Available data:
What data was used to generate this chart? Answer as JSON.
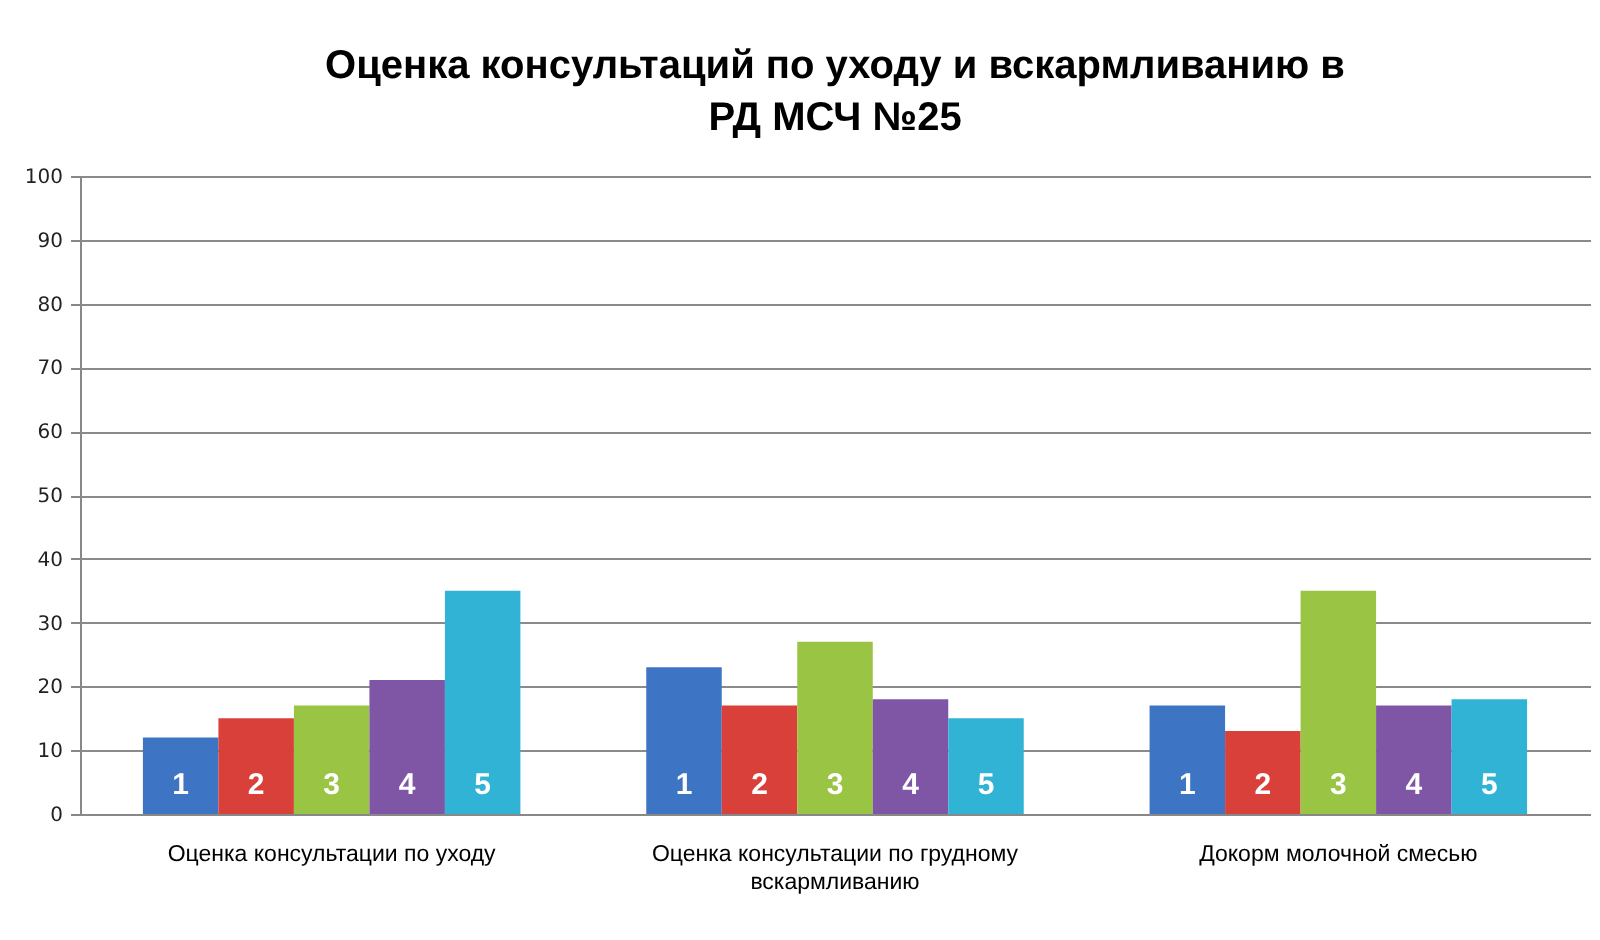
{
  "chart_data": {
    "type": "bar",
    "title": "Оценка консультаций по уходу и вскармливанию в РД МСЧ №25",
    "categories": [
      "Оценка консультации по уходу",
      "Оценка консультации по грудному вскармливанию",
      "Докорм молочной смесью"
    ],
    "series": [
      {
        "name": "1",
        "color": "#3e74c4",
        "values": [
          12,
          23,
          17
        ]
      },
      {
        "name": "2",
        "color": "#d9403a",
        "values": [
          15,
          17,
          13
        ]
      },
      {
        "name": "3",
        "color": "#9ac544",
        "values": [
          17,
          27,
          35
        ]
      },
      {
        "name": "4",
        "color": "#7f56a6",
        "values": [
          21,
          18,
          17
        ]
      },
      {
        "name": "5",
        "color": "#31b3d5",
        "values": [
          35,
          15,
          18
        ]
      }
    ],
    "ylim": [
      0,
      100
    ],
    "yticks": [
      0,
      10,
      20,
      30,
      40,
      50,
      60,
      70,
      80,
      90,
      100
    ],
    "grid": "y"
  }
}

What the task requires: Print out the lines exactly, skipping any picture.

Exercise response:
What data was used to generate this chart? Answer as JSON.
{
  "chart_data": {
    "type": "bar",
    "title": "Оценка консультаций по уходу и вскармливанию в РД МСЧ №25",
    "categories": [
      "Оценка консультации по уходу",
      "Оценка консультации по грудному вскармливанию",
      "Докорм молочной смесью"
    ],
    "series": [
      {
        "name": "1",
        "color": "#3e74c4",
        "values": [
          12,
          23,
          17
        ]
      },
      {
        "name": "2",
        "color": "#d9403a",
        "values": [
          15,
          17,
          13
        ]
      },
      {
        "name": "3",
        "color": "#9ac544",
        "values": [
          17,
          27,
          35
        ]
      },
      {
        "name": "4",
        "color": "#7f56a6",
        "values": [
          21,
          18,
          17
        ]
      },
      {
        "name": "5",
        "color": "#31b3d5",
        "values": [
          35,
          15,
          18
        ]
      }
    ],
    "ylim": [
      0,
      100
    ],
    "yticks": [
      0,
      10,
      20,
      30,
      40,
      50,
      60,
      70,
      80,
      90,
      100
    ],
    "grid": "y"
  }
}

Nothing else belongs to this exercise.